OBJECTIVE: With the pictures left out, copy the listing below exactly.

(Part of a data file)
=====

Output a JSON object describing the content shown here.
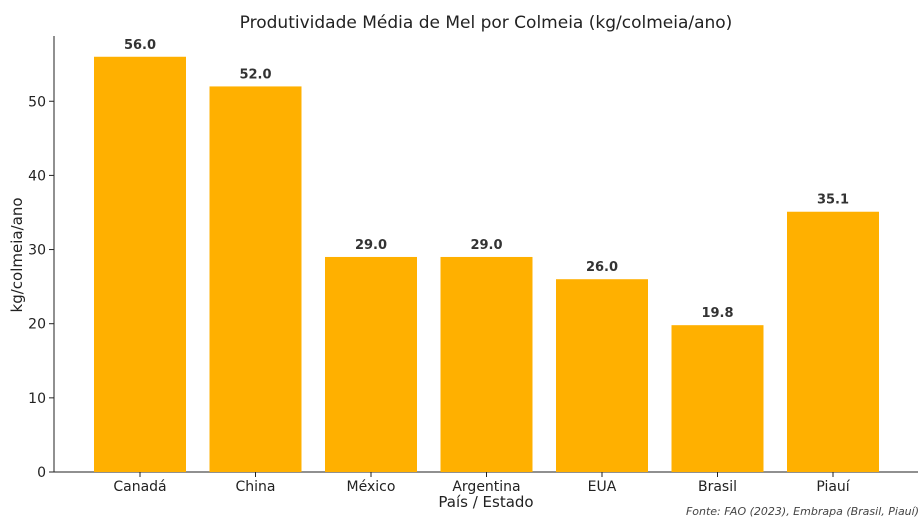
{
  "chart_data": {
    "type": "bar",
    "title": "Produtividade Média de Mel por Colmeia (kg/colmeia/ano)",
    "xlabel": "País / Estado",
    "ylabel": "kg/colmeia/ano",
    "categories": [
      "Canadá",
      "China",
      "México",
      "Argentina",
      "EUA",
      "Brasil",
      "Piauí"
    ],
    "values": [
      56.0,
      52.0,
      29.0,
      29.0,
      26.0,
      19.8,
      35.1
    ],
    "value_labels": [
      "56.0",
      "52.0",
      "29.0",
      "29.0",
      "26.0",
      "19.8",
      "35.1"
    ],
    "ylim": [
      0,
      58.8
    ],
    "yticks": [
      0,
      10,
      20,
      30,
      40,
      50
    ],
    "ytick_labels": [
      "0",
      "10",
      "20",
      "30",
      "40",
      "50"
    ],
    "bar_color": "#FFB000",
    "grid": false,
    "legend": false,
    "source_note": "Fonte: FAO (2023), Embrapa (Brasil, Piauí)"
  }
}
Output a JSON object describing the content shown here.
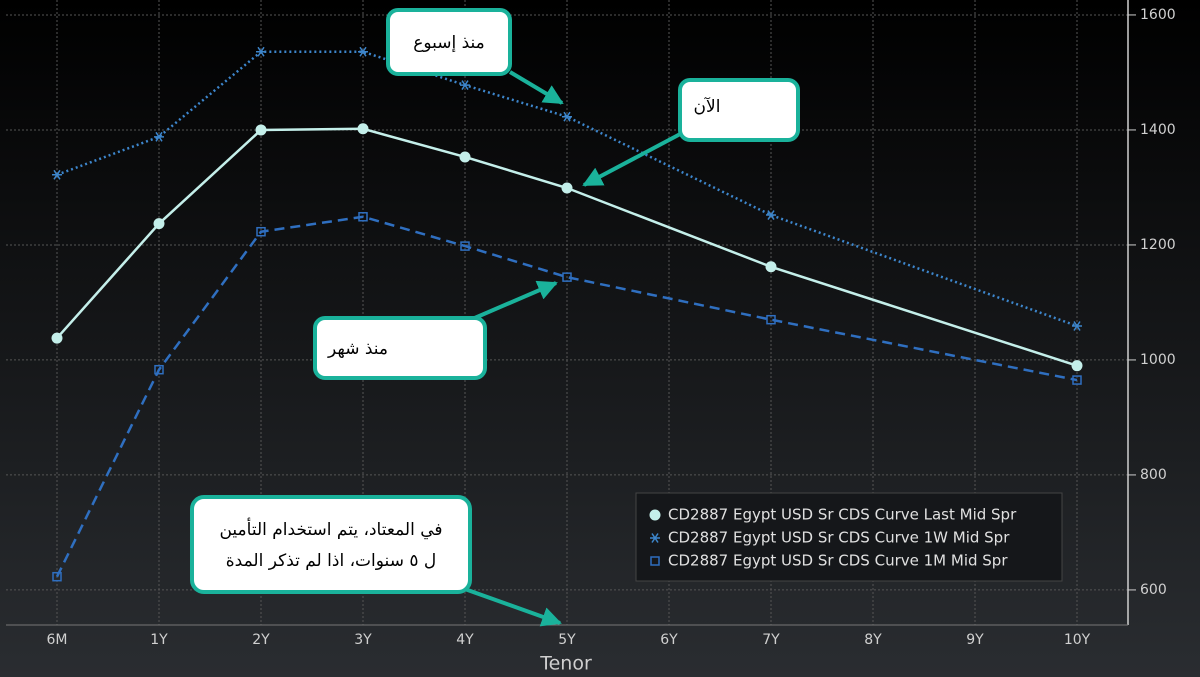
{
  "chart_data": {
    "type": "line",
    "categories": [
      "6M",
      "1Y",
      "2Y",
      "3Y",
      "4Y",
      "5Y",
      "6Y",
      "7Y",
      "8Y",
      "9Y",
      "10Y"
    ],
    "x": [
      "6M",
      "1Y",
      "2Y",
      "3Y",
      "4Y",
      "5Y",
      "7Y",
      "10Y"
    ],
    "xlabel": "Tenor",
    "series": [
      {
        "name": "CD2887 Egypt USD Sr CDS Curve Last Mid Spr",
        "color": "#c4efea",
        "marker": "circle",
        "dash": "solid",
        "values": [
          1038,
          1237,
          1400,
          1402,
          1353,
          1299,
          1162,
          990
        ]
      },
      {
        "name": "CD2887 Egypt USD Sr CDS Curve 1W Mid Spr",
        "color": "#3d86cc",
        "marker": "asterisk",
        "dash": "dotted",
        "values": [
          1322,
          1388,
          1536,
          1536,
          1478,
          1423,
          1252,
          1059
        ]
      },
      {
        "name": "CD2887 Egypt USD Sr CDS Curve 1M Mid Spr",
        "color": "#2f6fc0",
        "marker": "square",
        "dash": "dashed",
        "values": [
          623,
          983,
          1223,
          1249,
          1198,
          1144,
          1070,
          965
        ]
      }
    ],
    "ylim": [
      539,
      1626
    ],
    "yticks": [
      600,
      800,
      1000,
      1200,
      1400,
      1600
    ],
    "grid": true,
    "legend": "lower right",
    "annotations": [
      {
        "lines": [
          "منذ إسبوع"
        ]
      },
      {
        "lines": [
          "الآن"
        ]
      },
      {
        "lines": [
          "منذ شهر"
        ]
      },
      {
        "lines": [
          "في المعتاد، يتم استخدام التأمين",
          "ل ٥ سنوات، اذا لم تذكر المدة"
        ]
      }
    ]
  }
}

=====

RESULT OF THE TASK:
Output a JSON object describing the content shown here.
{
  "chart_data": {
    "type": "bar",
    "title": "Produtividade Média de Mel por Colmeia (kg/colmeia/ano)",
    "xlabel": "País / Estado",
    "ylabel": "kg/colmeia/ano",
    "categories": [
      "Canadá",
      "China",
      "México",
      "Argentina",
      "EUA",
      "Brasil",
      "Piauí"
    ],
    "values": [
      56.0,
      52.0,
      29.0,
      29.0,
      26.0,
      19.8,
      35.1
    ],
    "value_labels": [
      "56.0",
      "52.0",
      "29.0",
      "29.0",
      "26.0",
      "19.8",
      "35.1"
    ],
    "ylim": [
      0,
      58.8
    ],
    "yticks": [
      0,
      10,
      20,
      30,
      40,
      50
    ],
    "ytick_labels": [
      "0",
      "10",
      "20",
      "30",
      "40",
      "50"
    ],
    "bar_color": "#FFB000",
    "grid": false,
    "legend": false,
    "source_note": "Fonte: FAO (2023), Embrapa (Brasil, Piauí)"
  }
}
Output a JSON object describing the content shown here.
{
  "chart_data": {
    "type": "line",
    "categories": [
      "6M",
      "1Y",
      "2Y",
      "3Y",
      "4Y",
      "5Y",
      "6Y",
      "7Y",
      "8Y",
      "9Y",
      "10Y"
    ],
    "x": [
      "6M",
      "1Y",
      "2Y",
      "3Y",
      "4Y",
      "5Y",
      "7Y",
      "10Y"
    ],
    "xlabel": "Tenor",
    "series": [
      {
        "name": "CD2887 Egypt USD Sr CDS Curve Last Mid Spr",
        "color": "#c4efea",
        "marker": "circle",
        "dash": "solid",
        "values": [
          1038,
          1237,
          1400,
          1402,
          1353,
          1299,
          1162,
          990
        ]
      },
      {
        "name": "CD2887 Egypt USD Sr CDS Curve 1W Mid Spr",
        "color": "#3d86cc",
        "marker": "asterisk",
        "dash": "dotted",
        "values": [
          1322,
          1388,
          1536,
          1536,
          1478,
          1423,
          1252,
          1059
        ]
      },
      {
        "name": "CD2887 Egypt USD Sr CDS Curve 1M Mid Spr",
        "color": "#2f6fc0",
        "marker": "square",
        "dash": "dashed",
        "values": [
          623,
          983,
          1223,
          1249,
          1198,
          1144,
          1070,
          965
        ]
      }
    ],
    "ylim": [
      539,
      1626
    ],
    "yticks": [
      600,
      800,
      1000,
      1200,
      1400,
      1600
    ],
    "grid": true,
    "legend": "lower right",
    "annotations": [
      {
        "lines": [
          "منذ إسبوع"
        ]
      },
      {
        "lines": [
          "الآن"
        ]
      },
      {
        "lines": [
          "منذ شهر"
        ]
      },
      {
        "lines": [
          "في المعتاد، يتم استخدام التأمين",
          "ل ٥ سنوات، اذا لم تذكر المدة"
        ]
      }
    ]
  }
}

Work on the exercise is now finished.